──────── TEXT SEGMENT ────────

One result of "Rule 6" were a series of Rule 6 Parties.
Some Context
Science fiction conventions could be the scene of wild behavior by fans, and some of this has been documented in various con reports and on Usenet.
Some of these incidents supposedly occurred at Baycon, including out-of-control alcohol use at parties, public fornication, and clothing with profanity written on it.
As a result, the management of The Red Lion Inn in San Jose, long-time site of Timecon as well as other science fiction conventions, decided to write up and distribute rules meant to keep fans from behavior they considered offensive, illegal, and/or dangerous. The hotel staff required a signed consent form from every convention-goer agreeing these rules.[1]
There were sixteen rules.
Some of the rules were harshly-phrased standard hotel behavior, such as #14: "Safety violations: Jumping or hopping from room balconies or any other serious safety violation will result in removal from hotel property and possible room eviction with NO REFUND.". Other rules were perceived as ridiculous attempts to force business-standard morals & behavior on a Fan crowd.
Rule #6, in particular, was widely mocked: "No physical contact other then holding hands, a quick hug or kiss will be tolerated. Any further actions will result in the subjects being asked to leave the property for the remaining time of the Con."
The Fannish Addendum
Fans being who they are created some additional rules, numbered #17-#30.
- 17. All pool animals must be leashed/muzzled or in carriers.
- 18. No throwing sex objects off balcony.
- 19. No obscene behavior with inflatable animals.
- 20. No levitation.
- 21. No more than 6 astral bodies in any room (except main lobby).
- 22. No new clothes allowed. All clothes must be _worn._ If shirt & shoes are thoroughly worn, pants are optional.
- 23. Any clothing (excluding optional pants) caught making pranfane gestures will be removed from its wearer and evicted. (Anyone able to define "pranfane" gets a cigar.)
- 24. Physical contact of any duration between humans and extraterrestrials is (of course) permitted, providing all parties are above the age of consent and are not in direct violation of the Prime Directive.

────────

**GIVEN PROBLEM A**
Update the listing lines from the line with "taskbar: ইন্সটল করো" to the line with "task-installer-label: ইন্সটল করো" by changing "quit-icon" to "exit-icon", leaving everything else unchanged. Return only those lines.

──────── INFORMATION PROVIDED ────────

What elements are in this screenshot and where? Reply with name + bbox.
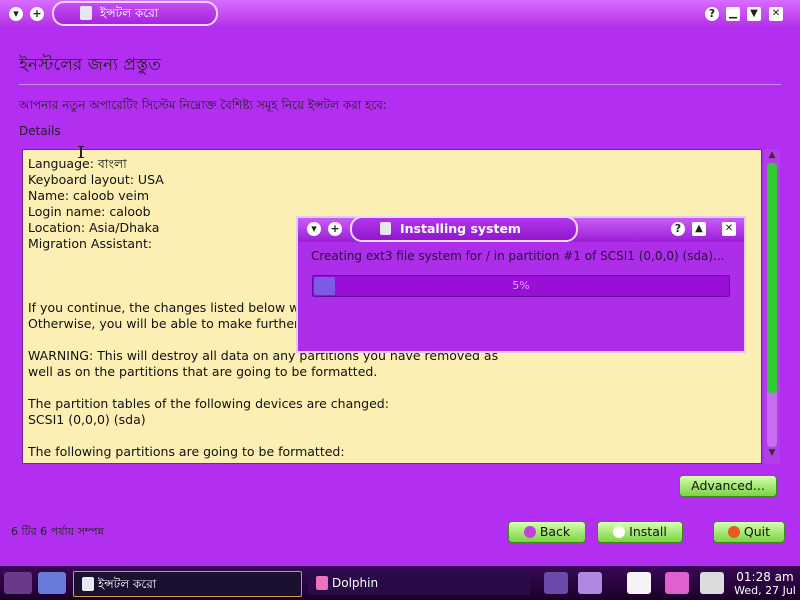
taskbar: ইন্সটল করো Dolphin <box>0 566 800 600</box>
back-label: Back <box>539 524 571 539</box>
dialog-help-icon[interactable]: ? <box>671 222 685 236</box>
quit-icon <box>727 526 740 538</box>
installer-icon <box>82 577 94 591</box>
task-dolphin-label: Dolphin <box>332 576 379 590</box>
task-installer-label: ইন্সটল করো <box>98 577 157 591</box>
window-titlebar: ▾ + ইন্সটল করো ? ▁ ▼ ✕ <box>0 0 800 28</box>
details-line: The following partitions are going to be… <box>28 444 345 459</box>
back-arrow-icon <box>523 526 536 538</box>
divider <box>19 84 781 85</box>
help-icon[interactable]: ? <box>705 7 719 21</box>
shade-icon[interactable]: ▼ <box>747 7 761 21</box>
dolphin-icon <box>316 576 328 590</box>
install-label: Install <box>629 524 667 539</box>
dialog-titlebar: ▾ + Installing system ? ▲ ✕ <box>298 216 744 242</box>
advanced-button[interactable]: Advanced... <box>679 475 777 497</box>
clock-date: Wed, 27 Jul <box>734 584 796 597</box>
back-button[interactable]: Back <box>508 521 586 543</box>
scroll-track[interactable] <box>767 163 777 447</box>
details-line <box>28 428 498 444</box>
network-icon[interactable] <box>578 572 602 594</box>
quit-button[interactable]: Quit <box>713 521 785 543</box>
details-line <box>28 380 498 396</box>
clock-time: 01:28 am <box>736 570 794 584</box>
details-line: SCSI1 (0,0,0) (sda) <box>28 412 146 427</box>
dialog-menu-icon[interactable]: ▾ <box>307 222 321 236</box>
details-line: The partition tables of the following de… <box>28 396 389 411</box>
install-progress-bar: 5% <box>312 275 730 297</box>
install-button[interactable]: Install <box>597 521 683 543</box>
folder-icon[interactable] <box>38 572 66 594</box>
installing-dialog: ▾ + Installing system ? ▲ ✕ Creating ext… <box>296 216 746 353</box>
checkmark-icon <box>613 526 626 538</box>
details-line: Language: বাংলা <box>28 156 127 171</box>
task-installer[interactable]: ইন্সটল করো <box>73 571 302 597</box>
pager-icon[interactable] <box>544 572 568 594</box>
installer-icon <box>380 222 391 235</box>
dialog-shade-icon[interactable]: ▲ <box>692 222 706 236</box>
details-label: Details <box>19 124 61 138</box>
window-pin-icon[interactable]: + <box>30 7 44 21</box>
window-title-tab[interactable]: ইন্সটল করো <box>52 1 218 26</box>
install-status-text: Creating ext3 file system for / in parti… <box>311 249 725 263</box>
step-progress-text: 6 টির 6 পর্যায় সম্পন্ন <box>11 525 104 538</box>
dialog-close-icon[interactable]: ✕ <box>722 222 736 236</box>
advanced-label: Advanced... <box>691 478 765 493</box>
scroll-up-icon[interactable]: ▲ <box>764 149 780 161</box>
installer-icon <box>80 6 92 20</box>
clock[interactable]: 01:28 am Wed, 27 Jul <box>733 570 797 598</box>
details-scrollbar[interactable]: ▲ ▼ <box>764 149 780 464</box>
clipboard-icon[interactable] <box>627 572 651 594</box>
task-dolphin[interactable]: Dolphin <box>308 571 530 595</box>
dialog-title-tab[interactable]: Installing system <box>350 216 578 242</box>
summary-text: আপনার নতুন অপারেটিং সিস্টেম নিম্নোক্ত বৈ… <box>19 98 387 112</box>
details-line: well as on the partitions that are going… <box>28 364 378 379</box>
minimize-icon[interactable]: ▁ <box>726 7 740 21</box>
start-menu-icon[interactable] <box>4 572 32 594</box>
scroll-thumb[interactable] <box>767 163 777 393</box>
dialog-title: Installing system <box>400 221 521 236</box>
close-icon[interactable]: ✕ <box>769 7 783 21</box>
details-line: Name: caloob veim <box>28 188 150 203</box>
tools-icon[interactable] <box>700 572 724 594</box>
notification-icon[interactable] <box>665 572 689 594</box>
dialog-pin-icon[interactable]: + <box>328 222 342 236</box>
scroll-down-icon[interactable]: ▼ <box>764 447 780 459</box>
page-title: ইনস্টলের জন্য প্রস্তুত <box>19 55 162 75</box>
window-menu-icon[interactable]: ▾ <box>9 7 23 21</box>
progress-percent: 5% <box>512 279 530 292</box>
window-title: ইন্সটল করো <box>100 6 159 20</box>
text-cursor-icon <box>78 146 84 158</box>
quit-label: Quit <box>743 524 771 539</box>
details-line: Keyboard layout: USA <box>28 172 164 187</box>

────────

**GIVEN PROBLEM B**
Output the passage of the text on the convention hotel rules from "- 17. All pool" to "20. No levitation.".

**CORRECT RESPONSE A**
taskbar: ইন্সটল করো Dolphin <box>0 566 800 600</box>
back-label: Back <box>539 524 571 539</box>
dialog-help-icon[interactable]: ? <box>671 222 685 236</box>
exit-icon <box>727 526 740 538</box>
installer-icon <box>82 577 94 591</box>
task-dolphin-label: Dolphin <box>332 576 379 590</box>
task-installer-label: ইন্সটল করো <box>98 577 157 591</box>

**CORRECT RESPONSE B**
- 17. All pool animals must be leashed/muzzled or in carriers.
- 18. No throwing sex objects off balcony.
- 19. No obscene behavior with inflatable animals.
- 20. No levitation.